--- START ---
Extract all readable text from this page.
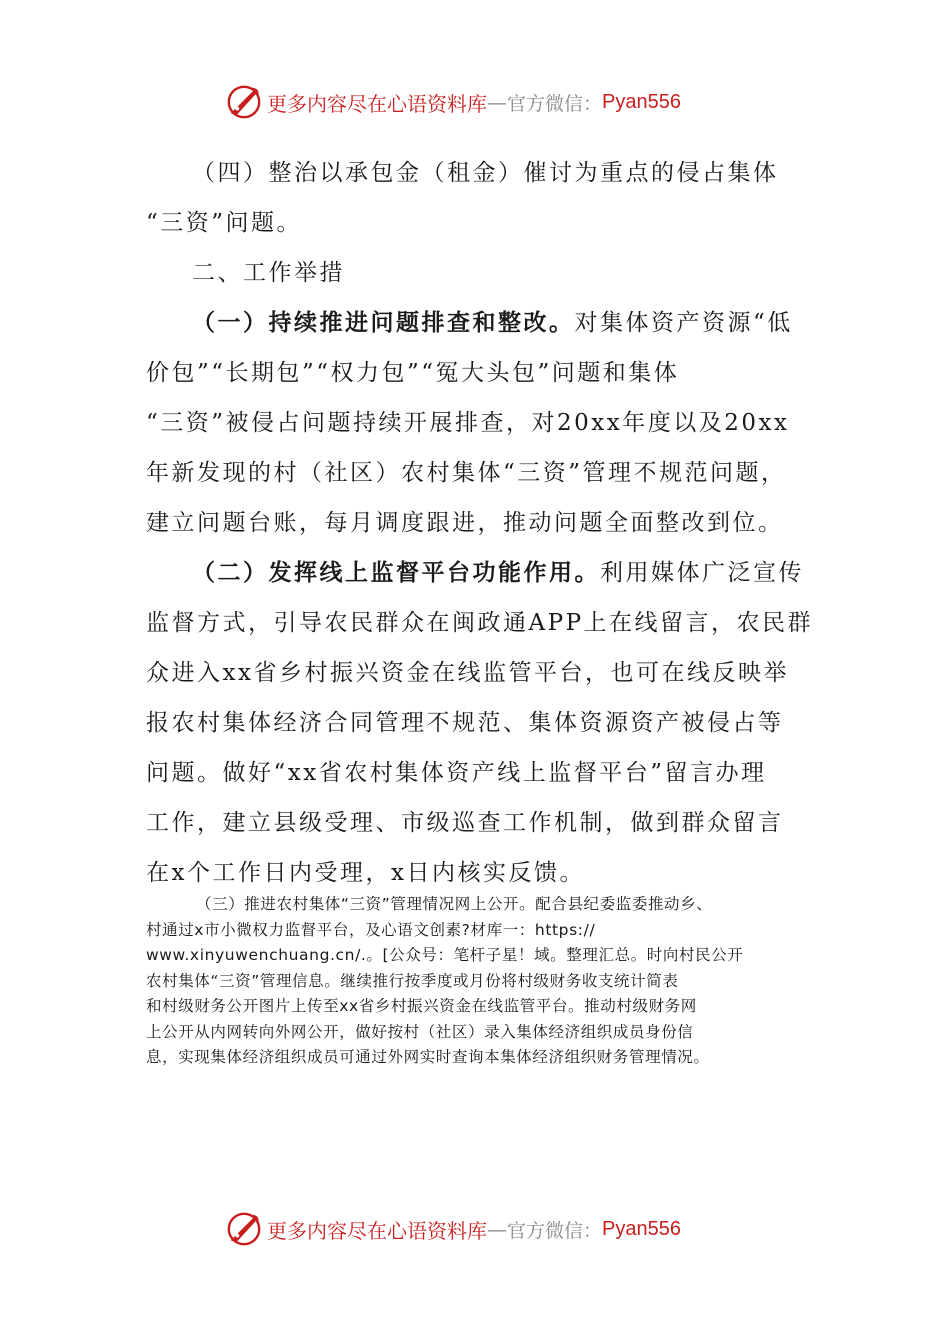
更多内容尽在心语资料库 — 官方微信： Pyan556
（四）整治以承包金（租金）催讨为重点的侵占集体
“三资”问题。
二、工作举措
（一）持续推进问题排查和整改。对集体资产资源“低
价包”“长期包”“权力包”“冤大头包”问题和集体
“三资”被侵占问题持续开展排查，对20xx年度以及20xx
年新发现的村（社区）农村集体“三资”管理不规范问题，
建立问题台账，每月调度跟进，推动问题全面整改到位。
（二）发挥线上监督平台功能作用。利用媒体广泛宣传
监督方式，引导农民群众在闽政通APP上在线留言，农民群
众进入xx省乡村振兴资金在线监管平台，也可在线反映举
报农村集体经济合同管理不规范、集体资源资产被侵占等
问题。做好“xx省农村集体资产线上监督平台”留言办理
工作，建立县级受理、市级巡查工作机制，做到群众留言
在x个工作日内受理，x日内核实反馈。
（三）推进农村集体“三资”管理情况网上公开。配合县纪委监委推动乡、
村通过x市小微权力监督平台，及心语文创素?材库一：https://
www.xinyuwenchuang.cn/.。[公众号：笔杆子星！域。整理汇总。时向村民公开
农村集体“三资”管理信息。继续推行按季度或月份将村级财务收支统计简表
和村级财务公开图片上传至xx省乡村振兴资金在线监管平台。推动村级财务网
上公开从内网转向外网公开，做好按村（社区）录入集体经济组织成员身份信
息，实现集体经济组织成员可通过外网实时查询本集体经济组织财务管理情况。
更多内容尽在心语资料库 — 官方微信： Pyan556
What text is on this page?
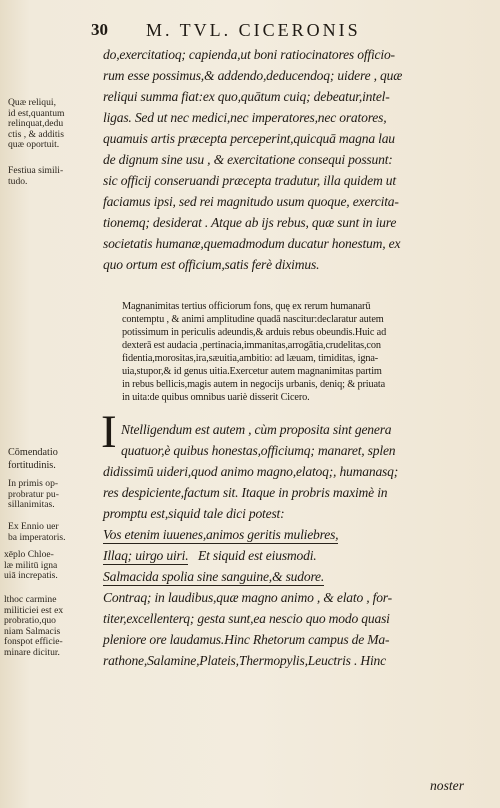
30 M. TVL. CICERONIS
do,exercitatioq; capienda,ut boni ratiocinatores officio-
rum esse possimus,& addendo,deducendoq; uidere , quæ
reliqui summa fiat:ex quo,quātum cuiq; debeatur,intel-
ligas. Sed ut nec medici,nec imperatores,nec oratores,
quamuis artis præcepta perceperint,quicquā magna lau
de dignum sine usu , & exercitatione consequi possunt:
sic officij conseruandi præcepta tradutur, illa quidem ut
faciamus ipsi, sed rei magnitudo usum quoque, exercita-
tionemq; desiderat . Atque ab ijs rebus, quæ sunt in iure
societatis humanæ,quemadmodum ducatur honestum, ex
quo ortum est officium,satis ferè diximus.
Magnanimitas tertius officiorum fons, quę ex rerum humanarū
contemptu , & animi amplitudine quadā nascitur:declaratur autem
potissimum in periculis adeundis,& arduis rebus obeundis.Huic ad
dexterā est audacia ,pertinacia,immanitas,arrogātia,crudelitas,con
fidentia,morositas,ira,sæuitia,ambitio: ad læuam, timiditas, igna-
uia,stupor,& id genus uitia.Exercetur autem magnanimitas partim
in rebus bellicis,magis autem in negocijs urbanis, deniq; & priuata
in uita:de quibus omnibus uariè disserit Cicero.
I Ntelligendum est autem , cùm proposita sint genera
quatuor,è quibus honestas,officiumq; manaret, splen
didissimū uideri,quod animo magno,elatoq;, humanasq;
res despiciente,factum sit. Itaque in probris maximè in
promptu est,siquid tale dici potest:
Vos etenim iuuenes,animos geritis muliebres,
Illaq; uirgo uiri. Et siquid est eiusmodi.
Salmacida spolia sine sanguine,& sudore.
Contraq; in laudibus,quæ magno animo , & elato , for-
titer,excellenterq; gesta sunt,ea nescio quo modo quasi
pleniore ore laudamus.Hinc Rhetorum campus de Ma-
rathone,Salamine,Plateis,Thermopylis,Leuctris . Hinc
noster
Quæ reliqui,
id est,quantum
relinquat,dedu
ctis , & additis
quæ oportuit.
Festiua simili-
tudo.
Cōmendatio
fortitudinis.
In primis op-
probratur pu-
sillanimitas.
Ex Ennio uer
ba imperatoris.
xēplo Chloe-
læ militū igna
uiā increpatis.
lthoc carmine
militiciei est ex
probratio,quo
niam Salmacis
fonspot efficie-
minare dicitur.
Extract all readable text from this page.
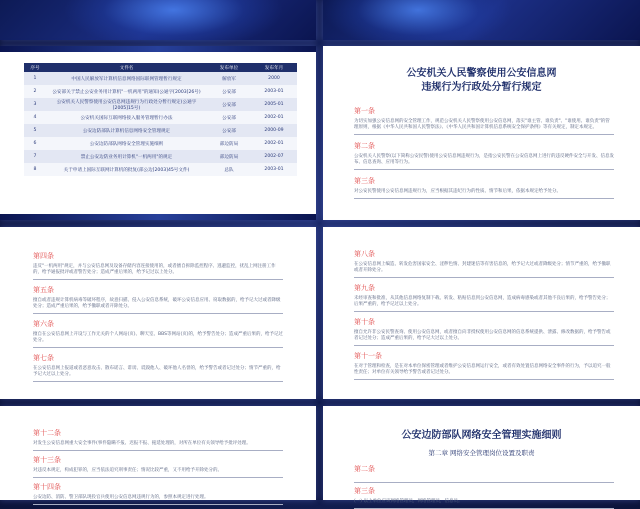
序号	文件名	发布单位	发布年月
1	中国人民解放军计算机信息网络国际联网管理暂行规定	解放军	2000
2	公安部关于禁止公安业务用计算机"一机两用"的通知(公通字[2003]26号)	公安部	2003-01
3	公安机关人民警察使用公安信息网违规行为行政处分暂行规定(公通字[2005]15号)	公安部	2005-01
4	公安机关国际互联网络接入服务管理暂行办法	公安部	2002-01
5	公安边防部队计算机信息网络安全管理规定	公安部	2000-09
6	公安边防部队网络安全管理实施细则	部边防局	2002-01
7	禁止公安边防业务用计算机"一机两用"的规定	部边防局	2002-07
8	关于申请上国际互联网计算机的批复(部公边[2003]45号文件)	总队	2003-01
公安机关人民警察使用公安信息网
违规行为行政处分暂行规定
第一条
为切实加强公安信息网的安全管理工作，规范公安机关人民警察使用公安信息网，落实"谁主管、谁负责"、"谁使用、谁负责"的管理原则，根据《中华人民共和国人民警察法》、《中华人民共和国计算机信息系统安全保护条例》等有关规定，制定本规定。
第二条
公安机关人民警察(以下简称公安民警)使用公安信息网违规行为，是指公安民警在公安信息网上进行的违反硬件安全与开发、信息发布、信息查询、应用等行为。
第三条
对公安民警使用公安信息网违规行为，应当根据其违纪行为的性质、情节和后果，依据本规定给予处分。
第四条
违反"一机两用"规定，并与公安信息网及设备存储内容连接使用的，或者擅自拆除监控程序、逃避监控，扰乱上网注册工作的，给予通报批评或者警告处分；造成严重后果的，给予记过以上处分。
第五条
擅自或者违规计算机病毒等破坏程序，故意扫描、侵入公安信息系统，破坏公安信息应用、窃取数据的，给予记大过或者降级处分；造成严重后果的，给予撤职或者开除处分。
第六条
擅自在公安信息网上开设与工作无关的个人网站(页)、聊天室、BBS等网站(页)的，给予警告处分；造成严重后果的，给予记过处分。
第七条
在公安信息网上报道或者恶意攻击、散布谣言、诽谤、诋毁他人、破坏他人名誉的，给予警告或者记过处分；情节严重的，给予记大过以上处分。
第八条
在公安信息网上编造、转发危害国家安全、淫秽色情、封建迷信等有害信息的，给予记大过或者降级处分；情节严重的，给予撤职或者开除处分。
第九条
未经审查和批准，从其他信息网络复制下载、转发、粘贴信息到公安信息网，造成病毒感染或者其他不良后果的，给予警告处分；后果严重的，给予记过以上处分。
第十条
擅自允许非公安民警查询、使用公安信息网，或者擅自向非授权使用公安信息网的信息系统提供、泄露、修改数据的，给予警告或者记过处分；造成严重后果的，给予记大过以上处分。
第十一条
在对于管理和检查，是在对本单位保密管理或者维护公安信息网运行安全，或者有效处置信息网络安全事件的行为，予以追究一般性责任；对单位有关领导给予警告或者记过处分。
第十二条
对发生公安信息网重大安全事件(事件隐瞒不报、迟报不报、拖延处理的，对所在单位有关领导给予批评处理。
第十三条
对违反本规定，构成犯罪的，应当依法追究刑事责任；情况比较严重，又不用给予开除处分的。
第十四条
公安边防、消防、警卫部队现役官兵使用公安信息网违规行为的，参照本规定进行处理。
公安边防部队网络安全管理实施细则
第二章 网络安全管理岗位设置及职责
第二条
第三条
(一) 以上单位应该网络管理员，网络管理员，信息员。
--- END ---
From the data above, copy out every line with the string "给予撤职或者开除处分" in it.

• [FULL SOLUTION]
擅自或者违规计算机病毒等破坏程序，故意扫描、侵入公安信息系统，破坏公安信息应用、窃取数据的，给予记大过或者降级处分；造成严重后果的，给予撤职或者开除处分。
在公安信息网上编造、转发危害国家安全、淫秽色情、封建迷信等有害信息的，给予记大过或者降级处分；情节严重的，给予撤职或者开除处分。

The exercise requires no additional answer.